╭─ SOURCE MATERIAL
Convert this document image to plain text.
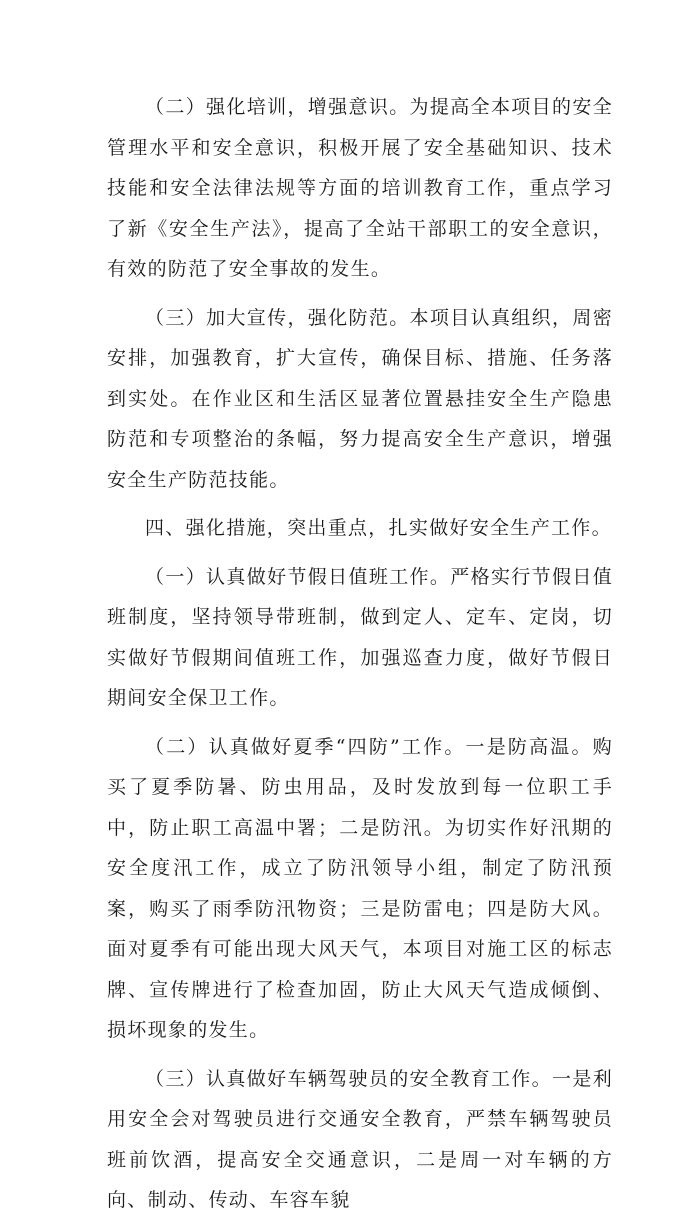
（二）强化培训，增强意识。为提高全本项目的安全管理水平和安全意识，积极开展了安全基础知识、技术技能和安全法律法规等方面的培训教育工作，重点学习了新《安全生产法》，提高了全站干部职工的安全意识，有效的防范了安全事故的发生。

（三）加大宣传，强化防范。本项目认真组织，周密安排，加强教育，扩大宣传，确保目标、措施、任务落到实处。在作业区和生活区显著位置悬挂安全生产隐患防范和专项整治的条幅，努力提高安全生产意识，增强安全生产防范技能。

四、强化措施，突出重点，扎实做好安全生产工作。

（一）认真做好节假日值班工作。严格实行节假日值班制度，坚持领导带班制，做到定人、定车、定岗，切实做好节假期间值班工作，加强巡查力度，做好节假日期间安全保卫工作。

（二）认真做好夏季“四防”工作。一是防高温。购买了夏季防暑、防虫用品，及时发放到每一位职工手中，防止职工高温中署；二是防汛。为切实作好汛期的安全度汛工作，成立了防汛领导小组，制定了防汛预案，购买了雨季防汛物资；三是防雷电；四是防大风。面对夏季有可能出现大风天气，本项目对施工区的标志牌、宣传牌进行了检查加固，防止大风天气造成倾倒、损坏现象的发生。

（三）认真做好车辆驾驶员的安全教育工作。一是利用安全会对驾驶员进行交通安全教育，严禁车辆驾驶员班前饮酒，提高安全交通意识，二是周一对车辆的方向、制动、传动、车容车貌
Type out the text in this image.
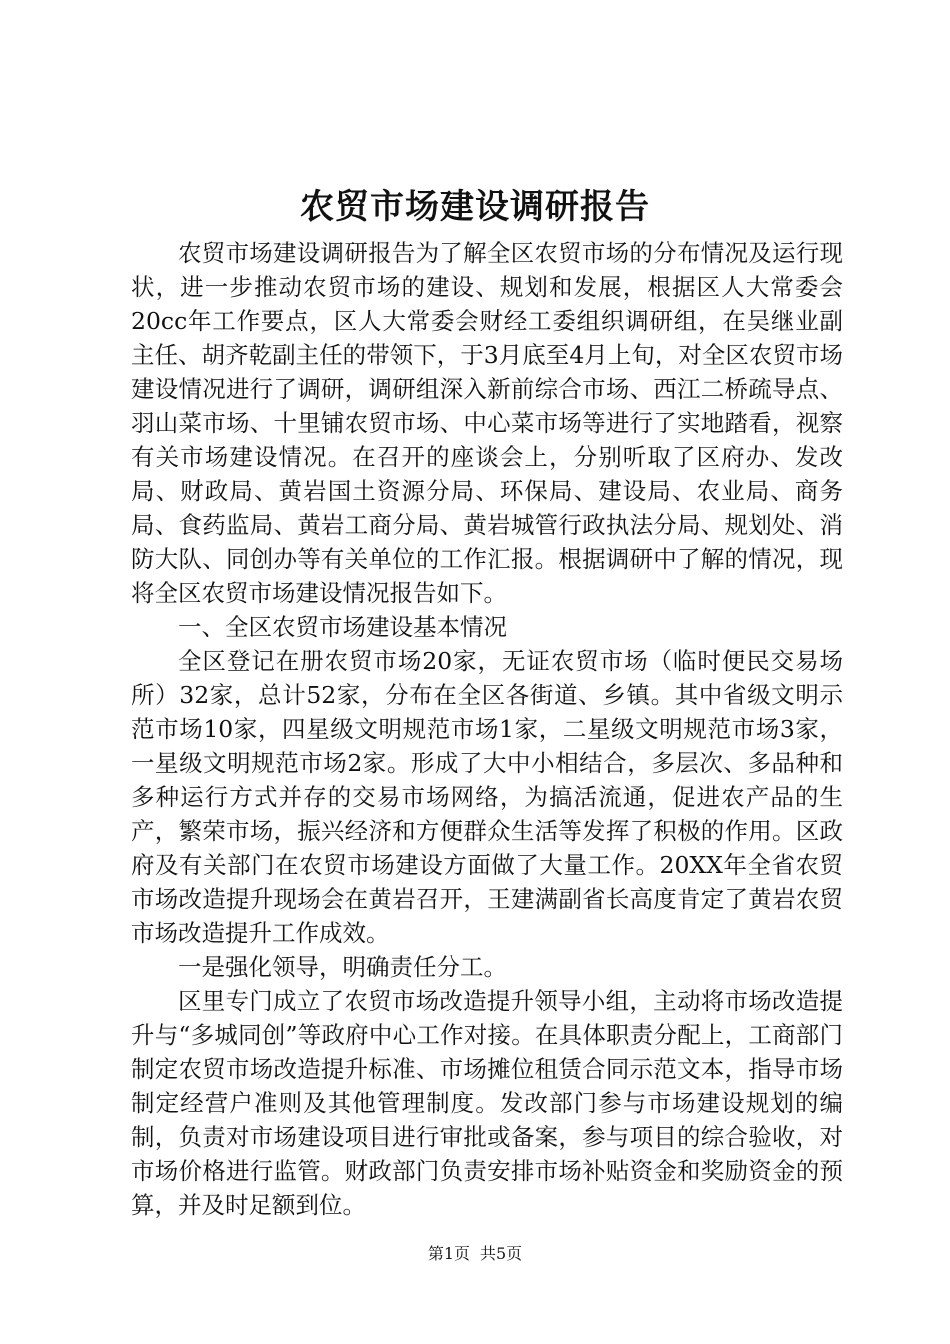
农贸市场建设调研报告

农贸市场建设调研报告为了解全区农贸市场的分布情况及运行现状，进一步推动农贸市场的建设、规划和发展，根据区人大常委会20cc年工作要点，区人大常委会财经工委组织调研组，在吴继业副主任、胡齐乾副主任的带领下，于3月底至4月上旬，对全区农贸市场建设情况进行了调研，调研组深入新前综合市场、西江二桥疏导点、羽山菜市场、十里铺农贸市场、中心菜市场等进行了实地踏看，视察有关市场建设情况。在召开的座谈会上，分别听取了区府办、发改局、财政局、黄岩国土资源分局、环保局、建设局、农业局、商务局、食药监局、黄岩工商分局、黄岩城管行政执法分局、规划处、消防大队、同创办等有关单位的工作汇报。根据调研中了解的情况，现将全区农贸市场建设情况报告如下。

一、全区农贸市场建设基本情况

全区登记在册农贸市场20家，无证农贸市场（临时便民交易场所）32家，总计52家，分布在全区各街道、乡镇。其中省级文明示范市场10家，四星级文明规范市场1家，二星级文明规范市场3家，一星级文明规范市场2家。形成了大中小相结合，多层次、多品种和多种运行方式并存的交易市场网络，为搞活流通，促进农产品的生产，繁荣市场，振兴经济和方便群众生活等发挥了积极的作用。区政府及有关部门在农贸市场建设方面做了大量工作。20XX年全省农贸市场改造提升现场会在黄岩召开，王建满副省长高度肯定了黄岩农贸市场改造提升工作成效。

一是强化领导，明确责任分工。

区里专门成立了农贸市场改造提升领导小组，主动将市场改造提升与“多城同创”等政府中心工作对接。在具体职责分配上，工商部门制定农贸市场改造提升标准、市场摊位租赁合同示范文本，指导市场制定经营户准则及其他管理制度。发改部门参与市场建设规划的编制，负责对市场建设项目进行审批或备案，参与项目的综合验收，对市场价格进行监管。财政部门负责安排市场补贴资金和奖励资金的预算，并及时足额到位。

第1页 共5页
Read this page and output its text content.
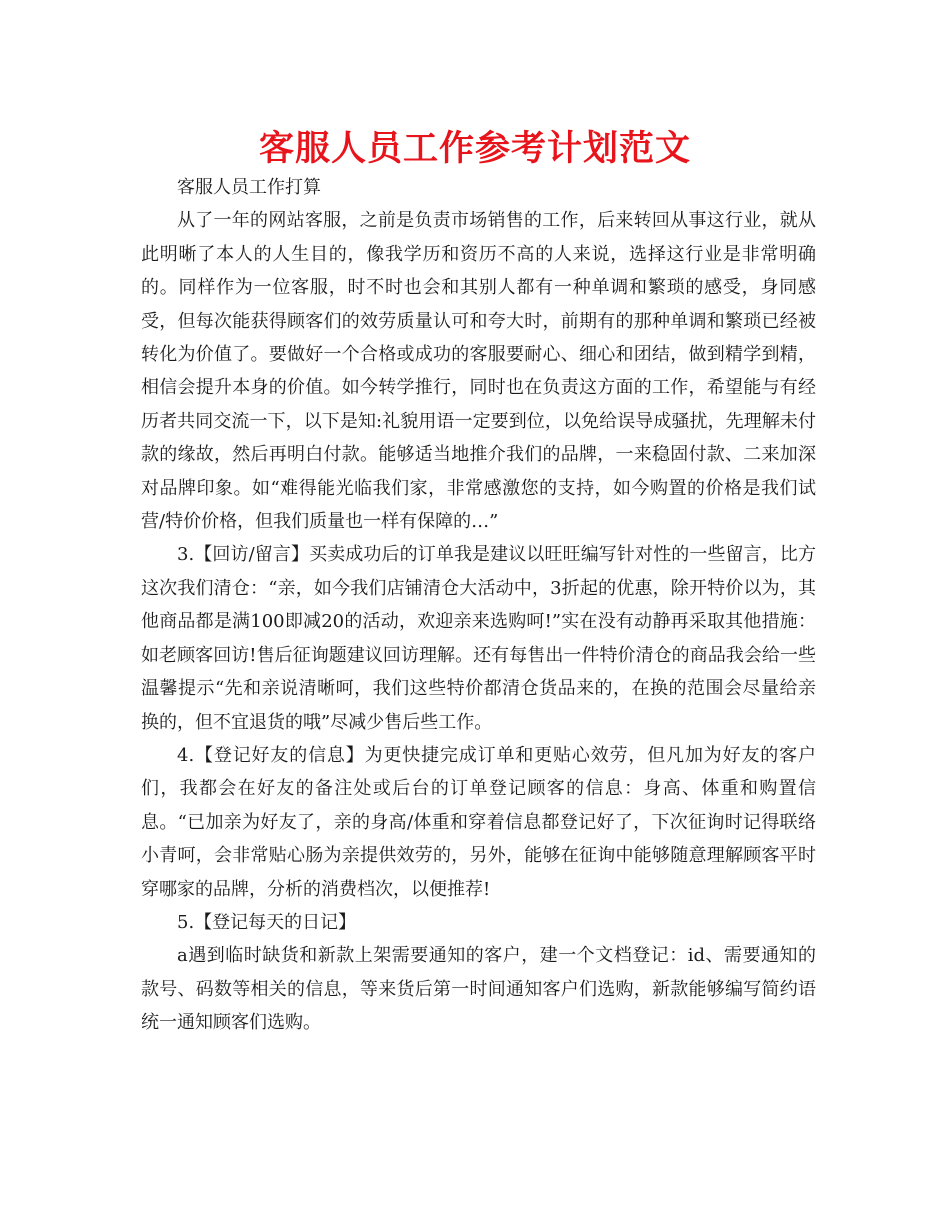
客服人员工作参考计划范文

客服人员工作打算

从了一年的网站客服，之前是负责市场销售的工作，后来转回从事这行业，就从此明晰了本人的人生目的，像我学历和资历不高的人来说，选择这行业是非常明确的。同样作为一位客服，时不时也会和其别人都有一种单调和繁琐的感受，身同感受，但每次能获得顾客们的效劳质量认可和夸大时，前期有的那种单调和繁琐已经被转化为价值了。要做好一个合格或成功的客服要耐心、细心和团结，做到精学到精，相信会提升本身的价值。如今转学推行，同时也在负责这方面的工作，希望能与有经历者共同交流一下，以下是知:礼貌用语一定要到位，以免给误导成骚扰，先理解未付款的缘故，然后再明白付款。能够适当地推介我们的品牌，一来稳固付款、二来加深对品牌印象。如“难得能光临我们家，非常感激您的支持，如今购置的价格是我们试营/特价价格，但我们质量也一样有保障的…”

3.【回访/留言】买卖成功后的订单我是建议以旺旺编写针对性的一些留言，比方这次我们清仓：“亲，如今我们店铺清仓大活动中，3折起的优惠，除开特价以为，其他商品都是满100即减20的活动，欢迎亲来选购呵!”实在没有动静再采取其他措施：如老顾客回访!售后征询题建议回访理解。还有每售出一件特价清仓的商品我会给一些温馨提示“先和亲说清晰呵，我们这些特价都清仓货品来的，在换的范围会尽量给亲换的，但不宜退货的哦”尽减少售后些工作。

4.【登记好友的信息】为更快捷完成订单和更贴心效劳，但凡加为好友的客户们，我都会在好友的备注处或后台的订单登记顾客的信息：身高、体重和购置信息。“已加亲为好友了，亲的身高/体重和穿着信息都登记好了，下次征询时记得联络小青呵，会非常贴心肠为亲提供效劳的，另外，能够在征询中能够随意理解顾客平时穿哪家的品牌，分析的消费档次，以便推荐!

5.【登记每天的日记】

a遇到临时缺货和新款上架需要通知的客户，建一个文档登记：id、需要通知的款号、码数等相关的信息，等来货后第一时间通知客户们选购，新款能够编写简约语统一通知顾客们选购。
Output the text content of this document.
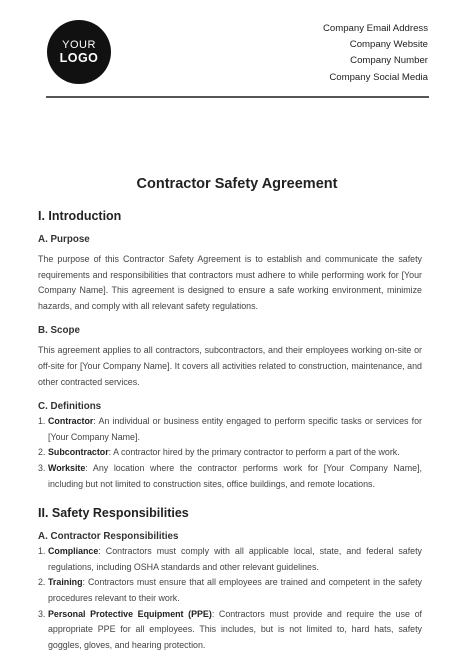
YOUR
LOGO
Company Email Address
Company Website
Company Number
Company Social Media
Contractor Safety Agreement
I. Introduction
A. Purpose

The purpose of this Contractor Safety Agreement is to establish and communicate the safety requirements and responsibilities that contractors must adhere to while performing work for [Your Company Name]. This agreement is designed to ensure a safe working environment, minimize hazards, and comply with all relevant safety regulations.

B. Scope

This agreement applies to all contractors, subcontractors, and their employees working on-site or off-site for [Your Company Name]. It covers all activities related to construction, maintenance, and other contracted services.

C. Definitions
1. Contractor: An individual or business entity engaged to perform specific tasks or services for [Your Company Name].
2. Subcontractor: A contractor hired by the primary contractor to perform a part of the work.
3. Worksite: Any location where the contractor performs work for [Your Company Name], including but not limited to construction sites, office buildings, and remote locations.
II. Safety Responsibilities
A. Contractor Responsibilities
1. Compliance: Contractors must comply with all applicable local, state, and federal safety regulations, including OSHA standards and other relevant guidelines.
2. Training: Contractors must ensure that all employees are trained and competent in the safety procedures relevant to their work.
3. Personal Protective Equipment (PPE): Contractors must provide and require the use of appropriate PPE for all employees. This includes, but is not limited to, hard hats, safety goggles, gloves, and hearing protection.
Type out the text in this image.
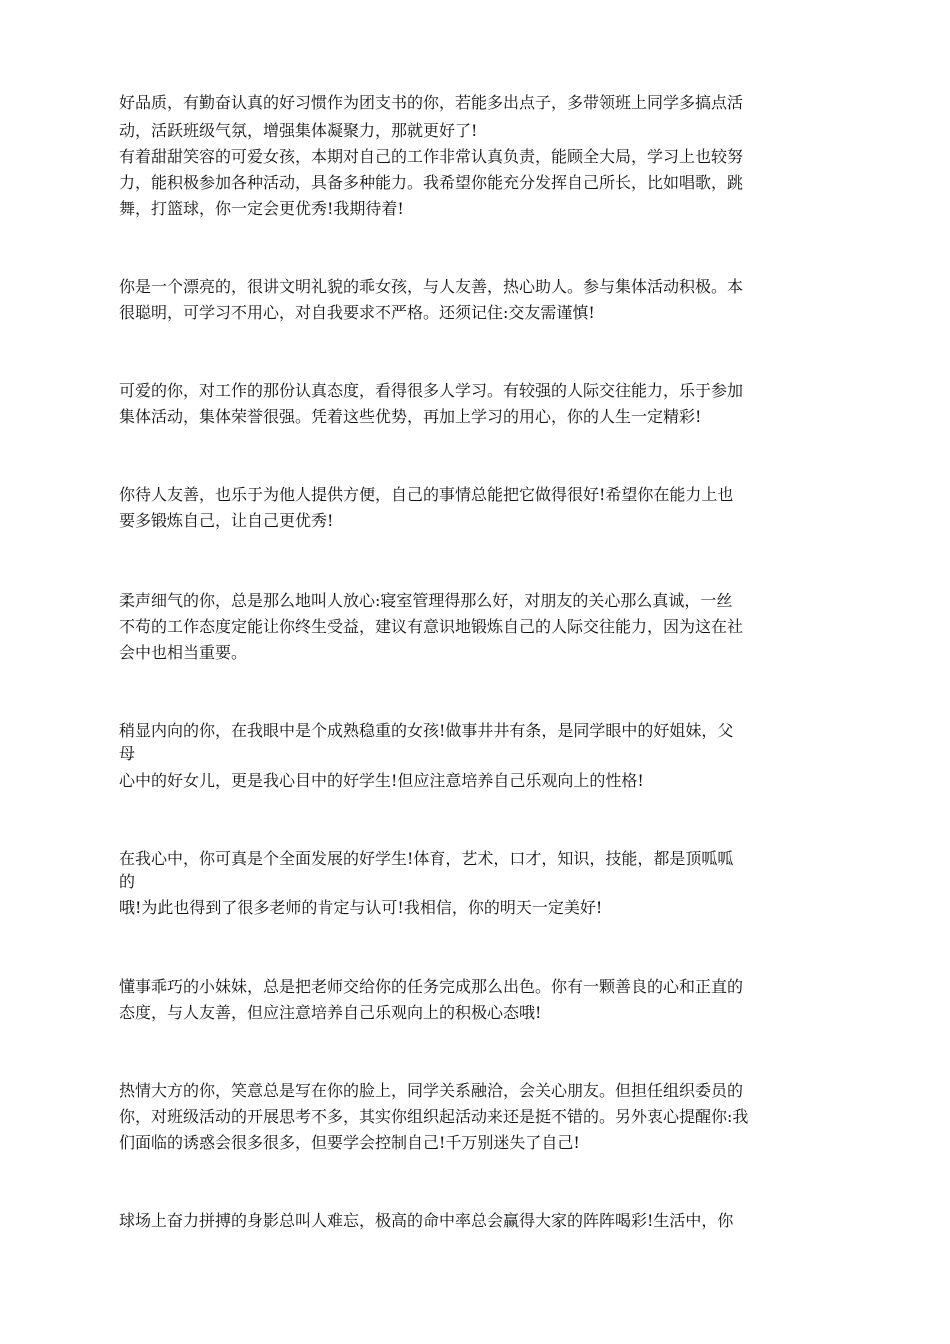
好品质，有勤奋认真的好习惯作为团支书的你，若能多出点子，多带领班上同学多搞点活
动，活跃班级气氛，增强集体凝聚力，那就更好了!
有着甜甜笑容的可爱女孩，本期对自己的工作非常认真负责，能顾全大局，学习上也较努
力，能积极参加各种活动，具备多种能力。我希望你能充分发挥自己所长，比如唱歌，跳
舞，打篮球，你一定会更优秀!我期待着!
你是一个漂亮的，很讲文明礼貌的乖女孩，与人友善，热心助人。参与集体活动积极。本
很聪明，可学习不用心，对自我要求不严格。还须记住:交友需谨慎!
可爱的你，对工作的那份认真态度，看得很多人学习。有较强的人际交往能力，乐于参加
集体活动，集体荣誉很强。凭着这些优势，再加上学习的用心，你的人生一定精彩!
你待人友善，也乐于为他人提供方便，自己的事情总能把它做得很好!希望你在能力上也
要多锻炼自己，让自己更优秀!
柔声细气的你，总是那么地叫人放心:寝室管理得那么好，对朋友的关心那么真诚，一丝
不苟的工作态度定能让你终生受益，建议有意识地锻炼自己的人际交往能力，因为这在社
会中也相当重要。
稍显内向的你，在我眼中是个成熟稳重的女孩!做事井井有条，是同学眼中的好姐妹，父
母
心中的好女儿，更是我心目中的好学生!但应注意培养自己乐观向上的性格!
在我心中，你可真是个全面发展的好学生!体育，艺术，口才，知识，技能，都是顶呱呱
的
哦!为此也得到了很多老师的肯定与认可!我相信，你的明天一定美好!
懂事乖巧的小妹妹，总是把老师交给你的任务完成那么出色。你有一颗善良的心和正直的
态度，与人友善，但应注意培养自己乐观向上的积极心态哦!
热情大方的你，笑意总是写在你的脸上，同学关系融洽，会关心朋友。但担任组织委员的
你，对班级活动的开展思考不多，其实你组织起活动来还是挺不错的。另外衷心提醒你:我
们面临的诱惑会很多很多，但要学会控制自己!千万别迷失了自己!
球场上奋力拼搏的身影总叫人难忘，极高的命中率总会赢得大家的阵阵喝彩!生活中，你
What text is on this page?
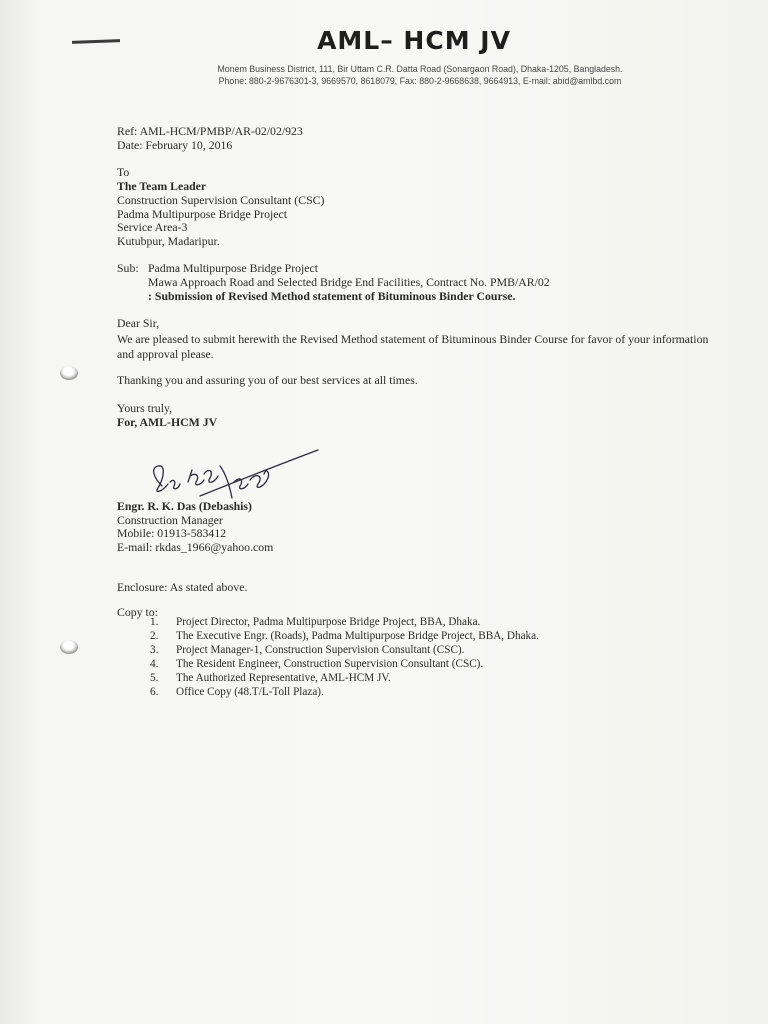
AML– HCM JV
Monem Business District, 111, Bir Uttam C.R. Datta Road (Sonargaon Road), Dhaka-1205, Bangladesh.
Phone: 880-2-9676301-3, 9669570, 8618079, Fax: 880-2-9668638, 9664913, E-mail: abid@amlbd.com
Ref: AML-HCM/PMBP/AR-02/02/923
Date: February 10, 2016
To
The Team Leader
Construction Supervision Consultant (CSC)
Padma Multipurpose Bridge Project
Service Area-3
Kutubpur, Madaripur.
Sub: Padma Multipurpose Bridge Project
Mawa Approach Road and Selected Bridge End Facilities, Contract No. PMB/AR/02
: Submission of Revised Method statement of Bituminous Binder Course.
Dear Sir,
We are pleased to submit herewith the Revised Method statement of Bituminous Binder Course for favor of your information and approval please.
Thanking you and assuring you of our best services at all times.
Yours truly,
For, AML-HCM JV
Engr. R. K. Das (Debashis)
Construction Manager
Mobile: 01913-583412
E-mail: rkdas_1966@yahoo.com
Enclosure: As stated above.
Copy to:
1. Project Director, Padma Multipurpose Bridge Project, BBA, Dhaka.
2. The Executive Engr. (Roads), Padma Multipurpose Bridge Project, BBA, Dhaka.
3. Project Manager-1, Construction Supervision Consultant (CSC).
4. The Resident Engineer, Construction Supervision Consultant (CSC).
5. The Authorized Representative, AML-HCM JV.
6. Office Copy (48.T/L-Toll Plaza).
╰─
In the listing, find every line containing the word "content" and list it.

### ANSWER TO THE EXERCISE
Read this page and output its text content.
Output the text content of this document.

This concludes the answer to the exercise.